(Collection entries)
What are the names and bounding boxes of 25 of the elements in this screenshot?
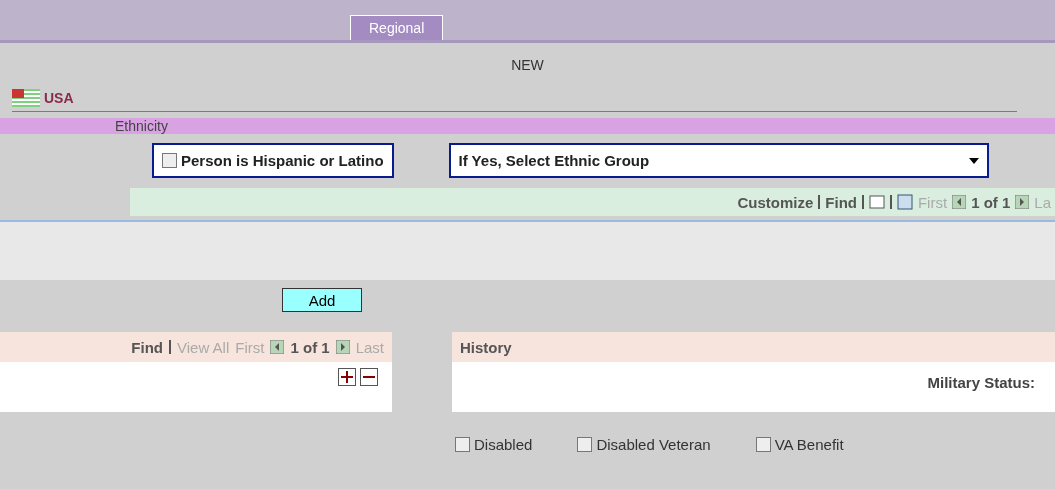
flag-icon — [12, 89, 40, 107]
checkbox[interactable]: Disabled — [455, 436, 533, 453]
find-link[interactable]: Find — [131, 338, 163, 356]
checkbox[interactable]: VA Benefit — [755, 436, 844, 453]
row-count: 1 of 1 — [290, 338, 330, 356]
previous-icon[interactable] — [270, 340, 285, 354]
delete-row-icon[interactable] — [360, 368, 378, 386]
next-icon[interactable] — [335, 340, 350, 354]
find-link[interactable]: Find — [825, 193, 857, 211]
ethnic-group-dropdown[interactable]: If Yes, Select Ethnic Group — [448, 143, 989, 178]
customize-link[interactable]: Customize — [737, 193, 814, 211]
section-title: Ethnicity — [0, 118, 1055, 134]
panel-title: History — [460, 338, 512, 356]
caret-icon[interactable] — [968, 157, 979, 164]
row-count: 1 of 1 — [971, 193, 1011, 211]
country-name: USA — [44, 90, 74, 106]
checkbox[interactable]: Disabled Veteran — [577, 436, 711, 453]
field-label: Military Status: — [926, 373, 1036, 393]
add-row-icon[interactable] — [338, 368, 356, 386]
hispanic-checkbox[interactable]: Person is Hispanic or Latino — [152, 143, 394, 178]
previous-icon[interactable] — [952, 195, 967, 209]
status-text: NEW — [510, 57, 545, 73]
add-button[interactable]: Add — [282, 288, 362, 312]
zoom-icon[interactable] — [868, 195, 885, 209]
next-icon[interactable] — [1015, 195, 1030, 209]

...

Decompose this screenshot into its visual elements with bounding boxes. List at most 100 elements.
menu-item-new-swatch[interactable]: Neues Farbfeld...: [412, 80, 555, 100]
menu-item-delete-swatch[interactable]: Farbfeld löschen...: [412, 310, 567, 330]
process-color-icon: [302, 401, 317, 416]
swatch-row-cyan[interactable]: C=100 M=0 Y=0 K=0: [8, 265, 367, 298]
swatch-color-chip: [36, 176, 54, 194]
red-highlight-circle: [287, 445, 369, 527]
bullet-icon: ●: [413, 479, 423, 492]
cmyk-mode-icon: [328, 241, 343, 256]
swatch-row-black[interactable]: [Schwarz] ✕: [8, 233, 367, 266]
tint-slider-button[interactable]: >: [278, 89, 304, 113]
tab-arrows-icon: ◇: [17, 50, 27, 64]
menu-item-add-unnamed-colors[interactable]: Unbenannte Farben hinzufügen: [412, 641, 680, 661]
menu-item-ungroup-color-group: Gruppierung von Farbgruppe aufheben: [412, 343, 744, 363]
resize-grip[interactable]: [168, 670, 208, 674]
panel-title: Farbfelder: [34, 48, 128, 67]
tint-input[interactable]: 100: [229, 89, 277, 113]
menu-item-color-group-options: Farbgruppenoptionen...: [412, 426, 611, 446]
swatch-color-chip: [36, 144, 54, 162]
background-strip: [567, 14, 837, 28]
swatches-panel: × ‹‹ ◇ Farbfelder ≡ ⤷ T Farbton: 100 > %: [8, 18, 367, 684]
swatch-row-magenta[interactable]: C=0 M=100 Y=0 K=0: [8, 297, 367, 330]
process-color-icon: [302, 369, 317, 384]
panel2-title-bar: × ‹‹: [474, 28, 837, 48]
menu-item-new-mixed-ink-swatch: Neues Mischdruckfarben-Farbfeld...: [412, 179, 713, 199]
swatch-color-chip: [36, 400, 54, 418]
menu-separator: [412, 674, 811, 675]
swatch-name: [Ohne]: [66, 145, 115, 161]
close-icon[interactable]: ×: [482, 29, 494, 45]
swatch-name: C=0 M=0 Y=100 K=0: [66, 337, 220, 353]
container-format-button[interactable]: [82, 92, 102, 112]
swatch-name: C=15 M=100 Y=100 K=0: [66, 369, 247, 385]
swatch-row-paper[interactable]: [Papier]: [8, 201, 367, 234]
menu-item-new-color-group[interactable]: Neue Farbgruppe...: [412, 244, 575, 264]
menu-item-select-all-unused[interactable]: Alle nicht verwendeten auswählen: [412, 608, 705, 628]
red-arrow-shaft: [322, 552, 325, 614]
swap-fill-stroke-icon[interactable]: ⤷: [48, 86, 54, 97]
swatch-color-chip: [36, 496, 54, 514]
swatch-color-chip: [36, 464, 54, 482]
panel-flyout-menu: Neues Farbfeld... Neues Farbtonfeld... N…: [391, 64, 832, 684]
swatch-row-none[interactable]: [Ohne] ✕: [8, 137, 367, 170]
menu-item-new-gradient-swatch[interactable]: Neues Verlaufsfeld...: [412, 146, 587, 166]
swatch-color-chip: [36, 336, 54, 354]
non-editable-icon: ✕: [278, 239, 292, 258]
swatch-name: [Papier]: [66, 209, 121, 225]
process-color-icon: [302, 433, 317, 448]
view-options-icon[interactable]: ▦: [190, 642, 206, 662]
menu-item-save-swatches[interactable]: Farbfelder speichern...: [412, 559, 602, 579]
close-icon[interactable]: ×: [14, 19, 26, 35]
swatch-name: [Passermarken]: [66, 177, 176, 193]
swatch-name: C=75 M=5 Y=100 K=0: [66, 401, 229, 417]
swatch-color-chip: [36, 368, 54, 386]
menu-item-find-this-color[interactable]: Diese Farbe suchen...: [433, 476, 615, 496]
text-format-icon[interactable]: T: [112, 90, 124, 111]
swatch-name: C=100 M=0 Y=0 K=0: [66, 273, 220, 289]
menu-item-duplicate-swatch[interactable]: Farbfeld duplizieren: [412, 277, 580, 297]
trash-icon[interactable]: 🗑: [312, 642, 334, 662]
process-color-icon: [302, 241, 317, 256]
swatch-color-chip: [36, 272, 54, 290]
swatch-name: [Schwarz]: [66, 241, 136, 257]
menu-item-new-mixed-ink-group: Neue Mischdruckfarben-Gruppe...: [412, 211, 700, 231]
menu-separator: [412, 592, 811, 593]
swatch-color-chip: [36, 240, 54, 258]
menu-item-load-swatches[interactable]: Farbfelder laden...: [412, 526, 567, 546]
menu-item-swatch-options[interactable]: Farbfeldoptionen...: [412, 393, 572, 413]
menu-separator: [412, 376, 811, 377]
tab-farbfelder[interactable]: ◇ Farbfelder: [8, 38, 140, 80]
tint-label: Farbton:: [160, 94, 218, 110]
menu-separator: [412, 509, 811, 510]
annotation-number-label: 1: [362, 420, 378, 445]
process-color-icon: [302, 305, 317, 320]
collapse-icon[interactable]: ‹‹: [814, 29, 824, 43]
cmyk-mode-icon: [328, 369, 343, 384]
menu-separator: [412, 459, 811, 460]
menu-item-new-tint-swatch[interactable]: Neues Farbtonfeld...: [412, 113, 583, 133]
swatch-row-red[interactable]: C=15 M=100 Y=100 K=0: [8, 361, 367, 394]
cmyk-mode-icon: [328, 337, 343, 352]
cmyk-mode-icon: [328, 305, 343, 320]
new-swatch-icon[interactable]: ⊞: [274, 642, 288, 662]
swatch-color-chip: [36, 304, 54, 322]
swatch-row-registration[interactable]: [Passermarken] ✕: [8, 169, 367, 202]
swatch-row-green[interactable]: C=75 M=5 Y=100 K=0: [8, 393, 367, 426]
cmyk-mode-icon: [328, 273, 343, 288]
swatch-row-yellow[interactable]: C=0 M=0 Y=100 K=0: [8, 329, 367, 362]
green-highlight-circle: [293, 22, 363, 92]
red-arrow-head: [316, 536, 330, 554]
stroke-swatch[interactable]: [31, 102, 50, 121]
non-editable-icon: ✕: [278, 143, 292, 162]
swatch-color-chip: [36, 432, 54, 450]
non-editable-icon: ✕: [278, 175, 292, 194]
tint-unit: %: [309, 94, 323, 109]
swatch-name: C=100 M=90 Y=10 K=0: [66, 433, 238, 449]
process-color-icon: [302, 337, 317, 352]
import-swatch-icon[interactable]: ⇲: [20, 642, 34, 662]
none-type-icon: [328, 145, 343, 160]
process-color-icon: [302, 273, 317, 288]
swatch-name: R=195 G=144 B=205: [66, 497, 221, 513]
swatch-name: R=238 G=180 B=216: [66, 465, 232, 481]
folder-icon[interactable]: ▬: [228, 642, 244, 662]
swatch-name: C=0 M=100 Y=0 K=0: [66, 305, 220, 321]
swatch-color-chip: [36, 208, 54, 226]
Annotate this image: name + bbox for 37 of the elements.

---

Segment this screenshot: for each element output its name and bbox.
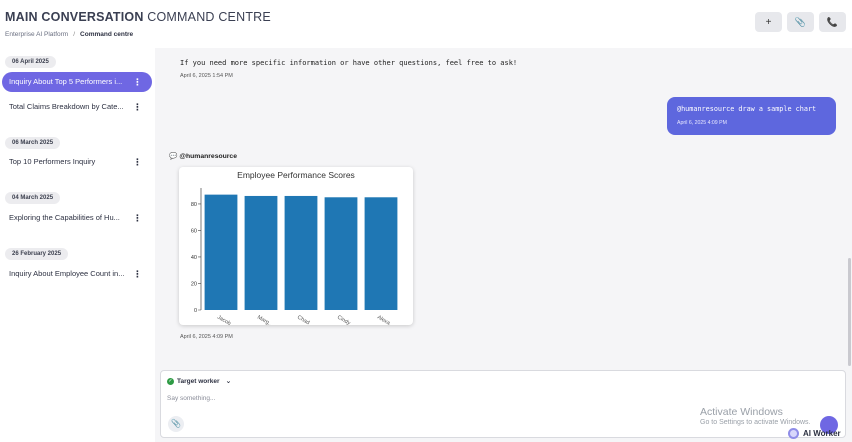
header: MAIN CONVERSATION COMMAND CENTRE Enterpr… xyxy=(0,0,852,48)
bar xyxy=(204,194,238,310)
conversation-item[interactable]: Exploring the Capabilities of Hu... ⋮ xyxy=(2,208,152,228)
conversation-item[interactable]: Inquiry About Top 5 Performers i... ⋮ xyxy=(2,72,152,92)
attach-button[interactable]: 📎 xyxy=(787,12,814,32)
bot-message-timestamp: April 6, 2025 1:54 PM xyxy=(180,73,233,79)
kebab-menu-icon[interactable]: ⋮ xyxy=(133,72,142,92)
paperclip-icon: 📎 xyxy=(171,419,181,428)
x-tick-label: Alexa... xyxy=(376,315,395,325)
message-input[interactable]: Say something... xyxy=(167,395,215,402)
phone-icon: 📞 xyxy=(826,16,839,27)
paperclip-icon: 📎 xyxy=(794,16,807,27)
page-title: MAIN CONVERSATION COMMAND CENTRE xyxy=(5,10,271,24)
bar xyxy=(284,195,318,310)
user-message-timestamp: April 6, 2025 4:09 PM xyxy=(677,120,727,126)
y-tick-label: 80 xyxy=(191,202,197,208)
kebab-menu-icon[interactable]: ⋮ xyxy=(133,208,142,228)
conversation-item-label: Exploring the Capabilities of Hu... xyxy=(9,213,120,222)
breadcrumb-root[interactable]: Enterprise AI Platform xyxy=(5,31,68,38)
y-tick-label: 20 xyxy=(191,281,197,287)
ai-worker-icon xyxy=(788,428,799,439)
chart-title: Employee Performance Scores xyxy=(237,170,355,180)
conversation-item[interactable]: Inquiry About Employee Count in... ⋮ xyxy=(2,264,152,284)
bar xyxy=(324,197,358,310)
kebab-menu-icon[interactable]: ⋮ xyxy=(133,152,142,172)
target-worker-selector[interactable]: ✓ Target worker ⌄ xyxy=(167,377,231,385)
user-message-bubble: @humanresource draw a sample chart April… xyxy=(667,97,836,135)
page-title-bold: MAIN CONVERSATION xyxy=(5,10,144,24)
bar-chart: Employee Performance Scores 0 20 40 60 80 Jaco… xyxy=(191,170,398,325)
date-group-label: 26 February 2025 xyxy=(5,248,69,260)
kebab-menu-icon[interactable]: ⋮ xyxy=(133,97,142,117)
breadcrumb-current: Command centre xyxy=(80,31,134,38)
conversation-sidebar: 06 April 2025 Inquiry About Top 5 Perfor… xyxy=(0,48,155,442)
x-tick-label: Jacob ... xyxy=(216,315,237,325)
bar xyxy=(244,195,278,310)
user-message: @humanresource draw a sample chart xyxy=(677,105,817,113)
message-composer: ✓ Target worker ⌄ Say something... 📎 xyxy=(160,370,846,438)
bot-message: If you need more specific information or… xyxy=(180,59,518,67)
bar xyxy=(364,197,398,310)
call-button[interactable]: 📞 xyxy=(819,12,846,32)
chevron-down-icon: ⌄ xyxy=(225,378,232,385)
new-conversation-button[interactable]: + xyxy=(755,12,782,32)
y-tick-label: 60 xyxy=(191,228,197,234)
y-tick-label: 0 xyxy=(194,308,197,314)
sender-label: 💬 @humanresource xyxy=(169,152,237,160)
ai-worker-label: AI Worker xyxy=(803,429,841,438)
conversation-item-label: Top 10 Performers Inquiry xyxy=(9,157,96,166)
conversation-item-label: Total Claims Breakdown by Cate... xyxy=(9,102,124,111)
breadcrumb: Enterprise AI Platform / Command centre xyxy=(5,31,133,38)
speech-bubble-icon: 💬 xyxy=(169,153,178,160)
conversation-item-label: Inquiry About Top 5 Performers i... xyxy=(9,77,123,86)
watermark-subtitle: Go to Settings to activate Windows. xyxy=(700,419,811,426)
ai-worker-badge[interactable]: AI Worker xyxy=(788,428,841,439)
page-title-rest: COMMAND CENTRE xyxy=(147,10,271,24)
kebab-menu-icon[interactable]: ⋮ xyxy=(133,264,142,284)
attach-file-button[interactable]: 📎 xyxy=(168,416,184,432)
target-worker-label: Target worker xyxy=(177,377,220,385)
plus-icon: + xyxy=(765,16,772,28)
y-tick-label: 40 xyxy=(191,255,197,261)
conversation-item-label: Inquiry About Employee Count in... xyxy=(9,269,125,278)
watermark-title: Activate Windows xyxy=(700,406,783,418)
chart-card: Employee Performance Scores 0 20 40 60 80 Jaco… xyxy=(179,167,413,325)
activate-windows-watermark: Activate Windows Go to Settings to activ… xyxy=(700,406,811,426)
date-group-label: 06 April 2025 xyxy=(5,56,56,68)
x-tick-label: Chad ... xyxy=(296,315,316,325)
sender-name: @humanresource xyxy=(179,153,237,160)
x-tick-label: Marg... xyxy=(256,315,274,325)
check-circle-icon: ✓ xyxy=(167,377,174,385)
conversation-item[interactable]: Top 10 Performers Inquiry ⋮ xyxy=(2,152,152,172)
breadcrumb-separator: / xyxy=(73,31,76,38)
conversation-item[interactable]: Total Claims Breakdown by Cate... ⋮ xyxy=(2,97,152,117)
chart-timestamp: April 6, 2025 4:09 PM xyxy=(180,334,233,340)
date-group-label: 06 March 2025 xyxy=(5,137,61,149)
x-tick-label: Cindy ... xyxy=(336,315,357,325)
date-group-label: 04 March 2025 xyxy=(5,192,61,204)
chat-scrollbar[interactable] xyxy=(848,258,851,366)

#### WHAT TO WORK ON:
Write out the records line for line, from the line with "What are the" up to and including the line with "next-icon[interactable] — [1015, 195, 1030, 209]". Leave out the pictures.

#### EXERCISE RESPONSE:
What are the names and bounding boxes of 25 of the elements in this screenshot?
flag-icon — [12, 89, 40, 107]
checkbox[interactable]: Disabled — [455, 436, 533, 453]
find-link[interactable]: Find — [131, 338, 163, 356]
checkbox[interactable]: VA Benefit — [755, 436, 844, 453]
row-count: 1 of 1 — [290, 338, 330, 356]
previous-icon[interactable] — [270, 340, 285, 354]
delete-row-icon[interactable] — [360, 368, 378, 386]
next-icon[interactable] — [335, 340, 350, 354]
find-link[interactable]: Find — [825, 193, 857, 211]
ethnic-group-dropdown[interactable]: If Yes, Select Ethnic Group — [448, 143, 989, 178]
customize-link[interactable]: Customize — [737, 193, 814, 211]
section-title: Ethnicity — [0, 118, 1055, 134]
panel-title: History — [460, 338, 512, 356]
caret-icon[interactable] — [968, 157, 979, 164]
row-count: 1 of 1 — [971, 193, 1011, 211]
country-name: USA — [44, 90, 74, 106]
checkbox[interactable]: Disabled Veteran — [577, 436, 711, 453]
field-label: Military Status: — [926, 373, 1036, 393]
add-row-icon[interactable] — [338, 368, 356, 386]
hispanic-checkbox[interactable]: Person is Hispanic or Latino — [152, 143, 394, 178]
previous-icon[interactable] — [952, 195, 967, 209]
status-text: NEW — [510, 57, 545, 73]
add-button[interactable]: Add — [282, 288, 362, 312]
zoom-icon[interactable] — [868, 195, 885, 209]
next-icon[interactable] — [1015, 195, 1030, 209]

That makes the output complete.